AIM:
Rename "point-not-significant" to "point-insignificant" in every row from the line containing "heatmap-cell — [1540, 1266, 1664, 1270]" down to the line containing "point-up-regulated — [1184, 511, 1189, 519]". Write out those lines again with nothing else changed.

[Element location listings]
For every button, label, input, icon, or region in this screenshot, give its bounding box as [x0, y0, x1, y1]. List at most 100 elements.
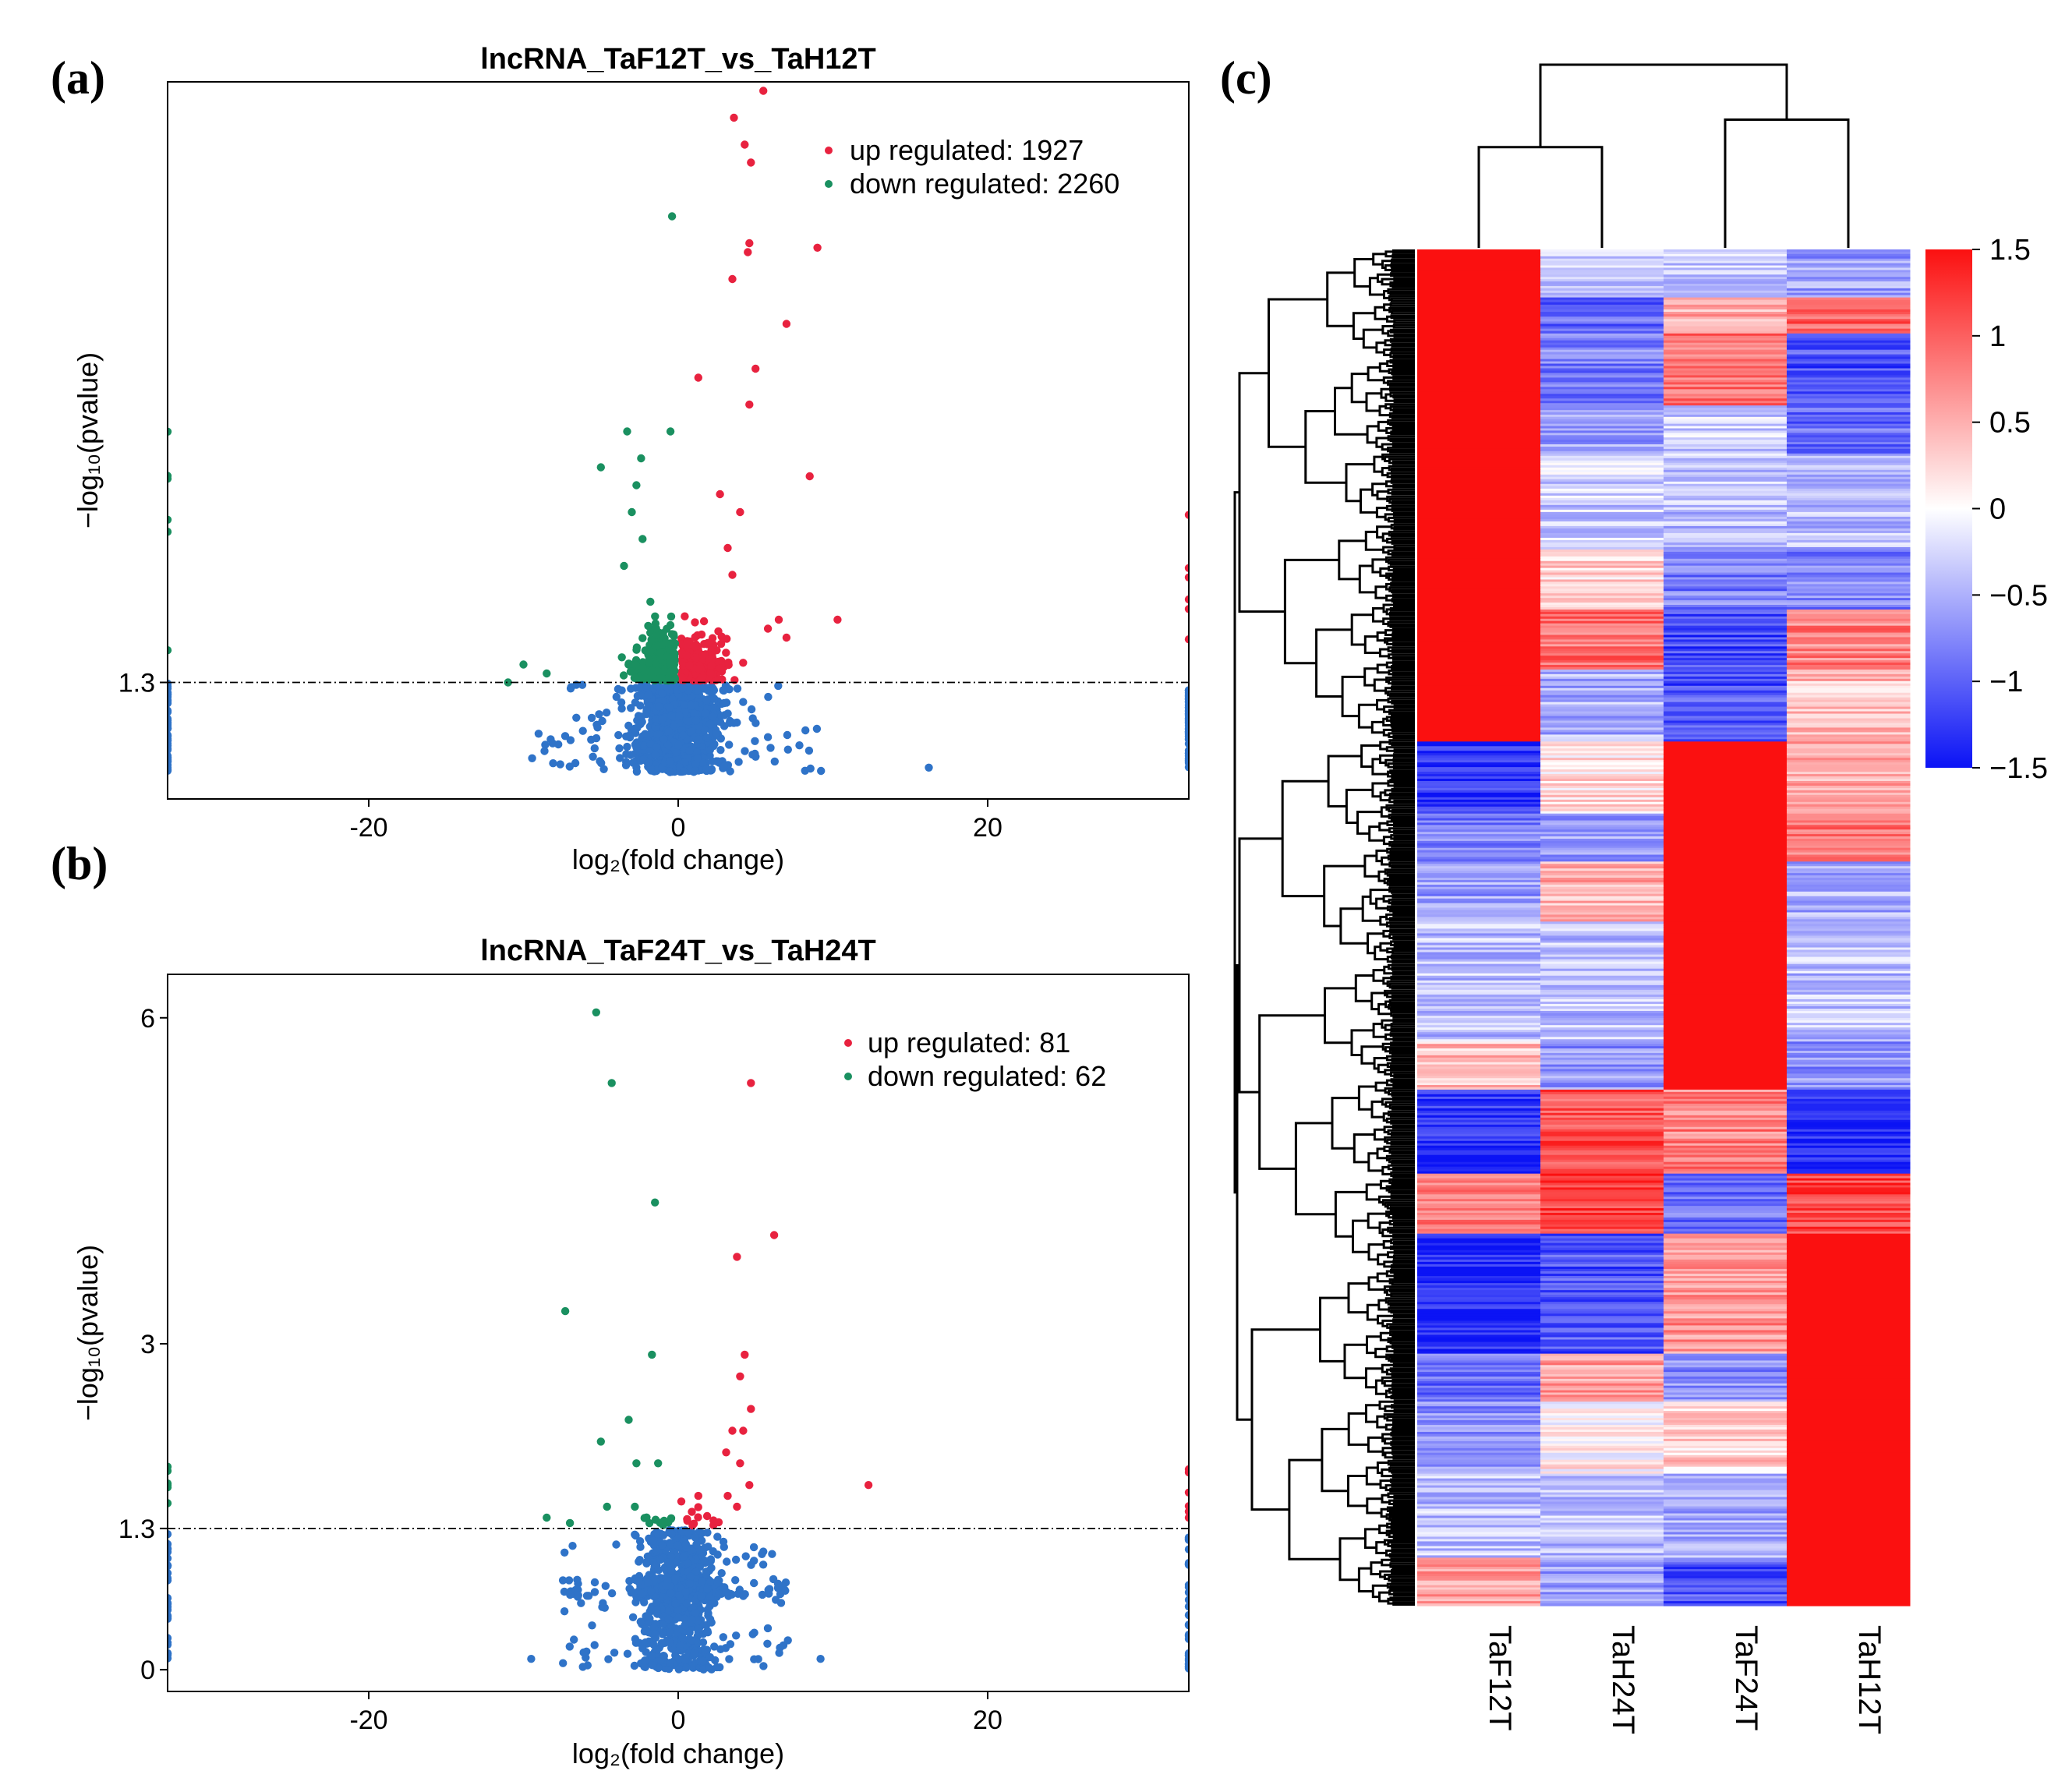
heatmap-cell — [1540, 1266, 1664, 1270]
heatmap-cell — [1787, 1273, 1911, 1277]
heatmap-cell — [1540, 1281, 1664, 1284]
heatmap-cell — [1664, 323, 1787, 327]
heatmap-cell — [1787, 384, 1911, 387]
point-down-regulated — [631, 1502, 639, 1511]
heatmap-cell — [1540, 680, 1664, 684]
point-not-significant — [665, 767, 674, 776]
heatmap-cell — [1417, 762, 1541, 765]
heatmap-cell — [1787, 1266, 1911, 1270]
point-not-significant — [684, 1529, 693, 1538]
point-up-regulated — [833, 615, 842, 624]
heatmap-cell — [1787, 539, 1911, 543]
heatmap-cell — [1540, 507, 1664, 511]
point-not-significant — [671, 1574, 680, 1582]
heatmap-cell — [1664, 306, 1787, 310]
heatmap-cell — [1417, 1180, 1541, 1184]
heatmap-cell — [1417, 486, 1541, 490]
heatmap-cell — [1540, 570, 1664, 574]
heatmap-cell — [1417, 1199, 1541, 1202]
heatmap-cell — [1417, 1213, 1541, 1216]
heatmap-cell — [1664, 356, 1787, 360]
heatmap-cell — [1787, 1131, 1911, 1135]
heatmap-cell — [1417, 319, 1541, 322]
heatmap-cell — [1417, 593, 1541, 596]
heatmap-cell — [1417, 744, 1541, 747]
heatmap-cell — [1417, 656, 1541, 659]
heatmap-cell — [1540, 1268, 1664, 1272]
heatmap-cell — [1417, 910, 1541, 914]
heatmap-cell — [1540, 980, 1664, 984]
heatmap-cell — [1540, 832, 1664, 835]
heatmap-cell — [1787, 249, 1911, 253]
heatmap-cell — [1787, 991, 1911, 995]
heatmap-cell — [1787, 966, 1911, 970]
heatmap-cell — [1787, 507, 1911, 511]
heatmap-cell — [1787, 389, 1911, 392]
heatmap-cell — [1787, 1245, 1911, 1249]
heatmap-cell — [1787, 968, 1911, 972]
heatmap-cell — [1787, 292, 1911, 296]
heatmap-cell — [1540, 544, 1664, 548]
heatmap-cell — [1540, 1133, 1664, 1137]
heatmap-cell — [1540, 780, 1664, 784]
heatmap-cell — [1664, 1103, 1787, 1107]
heatmap-cell — [1417, 430, 1541, 433]
heatmap-cell — [1540, 825, 1664, 828]
point-up-regulated — [1184, 511, 1189, 519]
point-up-regulated — [702, 1511, 712, 1521]
heatmap-cell — [1787, 637, 1911, 641]
heatmap-cell — [1664, 1062, 1787, 1066]
heatmap-cell — [1417, 349, 1541, 353]
heatmap-cell — [1540, 525, 1664, 529]
point-up-regulated — [691, 618, 699, 627]
heatmap-cell — [1417, 1187, 1541, 1190]
heatmap-cell — [1664, 292, 1787, 296]
heatmap-cell — [1540, 373, 1664, 376]
point-not-significant — [664, 727, 674, 736]
heatmap-cell — [1417, 465, 1541, 468]
heatmap-cell — [1417, 260, 1541, 264]
heatmap-cell — [1787, 1083, 1911, 1086]
heatmap-cell — [1417, 765, 1541, 768]
heatmap-cell — [1787, 709, 1911, 712]
heatmap-cell — [1787, 924, 1911, 927]
point-not-significant — [168, 744, 172, 753]
heatmap-cell — [1664, 414, 1787, 418]
heatmap-cell — [1664, 476, 1787, 480]
heatmap-cell — [1417, 292, 1541, 296]
heatmap-cell — [1787, 1283, 1911, 1286]
heatmap-cell — [1540, 377, 1664, 380]
point-not-significant — [632, 743, 641, 752]
heatmap-cell — [1787, 1257, 1911, 1260]
heatmap-cell — [1540, 732, 1664, 735]
heatmap-cell — [1787, 961, 1911, 965]
heatmap-cell — [1664, 1112, 1787, 1116]
heatmap-cell — [1540, 829, 1664, 832]
heatmap-cell — [1664, 1152, 1787, 1156]
heatmap-cell — [1787, 769, 1911, 772]
heatmap-cell — [1787, 285, 1911, 289]
heatmap-cell — [1664, 1252, 1787, 1256]
heatmap-cell — [1540, 651, 1664, 654]
heatmap-cell — [1787, 644, 1911, 647]
heatmap-cell — [1540, 297, 1664, 301]
heatmap-cell — [1787, 1062, 1911, 1066]
heatmap-cell — [1540, 426, 1664, 429]
heatmap-cell — [1787, 479, 1911, 482]
heatmap-cell — [1417, 758, 1541, 761]
heatmap-cell — [1417, 1192, 1541, 1195]
heatmap-cell — [1787, 1168, 1911, 1172]
heatmap-cell — [1417, 295, 1541, 299]
heatmap-cell — [1540, 1226, 1664, 1230]
point-not-significant — [700, 1543, 709, 1553]
heatmap-cell — [1664, 767, 1787, 770]
heatmap-cell — [1540, 414, 1664, 418]
heatmap-cell — [1417, 780, 1541, 784]
heatmap-cell — [1664, 737, 1787, 740]
heatmap-cell — [1540, 285, 1664, 289]
heatmap-cell — [1664, 1185, 1787, 1189]
heatmap-cell — [1664, 373, 1787, 376]
heatmap-cell — [1664, 776, 1787, 779]
heatmap-cell — [1664, 893, 1787, 897]
heatmap-cell — [1417, 455, 1541, 459]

WRITTEN ANSWER:
heatmap-cell — [1540, 1266, 1664, 1270]
heatmap-cell — [1787, 1273, 1911, 1277]
heatmap-cell — [1540, 1281, 1664, 1284]
heatmap-cell — [1664, 323, 1787, 327]
heatmap-cell — [1787, 384, 1911, 387]
point-down-regulated — [631, 1502, 639, 1511]
heatmap-cell — [1540, 680, 1664, 684]
point-insignificant — [665, 767, 674, 776]
heatmap-cell — [1417, 762, 1541, 765]
heatmap-cell — [1787, 1266, 1911, 1270]
point-insignificant — [684, 1529, 693, 1538]
point-up-regulated — [833, 615, 842, 624]
heatmap-cell — [1787, 539, 1911, 543]
heatmap-cell — [1540, 507, 1664, 511]
point-insignificant — [671, 1574, 680, 1582]
heatmap-cell — [1664, 306, 1787, 310]
heatmap-cell — [1417, 1180, 1541, 1184]
heatmap-cell — [1417, 486, 1541, 490]
heatmap-cell — [1540, 570, 1664, 574]
heatmap-cell — [1417, 1199, 1541, 1202]
heatmap-cell — [1417, 1213, 1541, 1216]
heatmap-cell — [1664, 356, 1787, 360]
heatmap-cell — [1787, 1131, 1911, 1135]
heatmap-cell — [1417, 319, 1541, 322]
heatmap-cell — [1417, 593, 1541, 596]
heatmap-cell — [1417, 744, 1541, 747]
heatmap-cell — [1417, 656, 1541, 659]
heatmap-cell — [1540, 1268, 1664, 1272]
heatmap-cell — [1417, 910, 1541, 914]
heatmap-cell — [1540, 980, 1664, 984]
heatmap-cell — [1540, 832, 1664, 835]
heatmap-cell — [1787, 249, 1911, 253]
heatmap-cell — [1787, 991, 1911, 995]
heatmap-cell — [1787, 966, 1911, 970]
heatmap-cell — [1787, 507, 1911, 511]
heatmap-cell — [1787, 389, 1911, 392]
heatmap-cell — [1787, 1245, 1911, 1249]
heatmap-cell — [1787, 968, 1911, 972]
heatmap-cell — [1787, 292, 1911, 296]
heatmap-cell — [1540, 544, 1664, 548]
heatmap-cell — [1540, 1133, 1664, 1137]
heatmap-cell — [1540, 780, 1664, 784]
heatmap-cell — [1664, 1103, 1787, 1107]
heatmap-cell — [1417, 430, 1541, 433]
heatmap-cell — [1540, 825, 1664, 828]
point-up-regulated — [1184, 511, 1189, 519]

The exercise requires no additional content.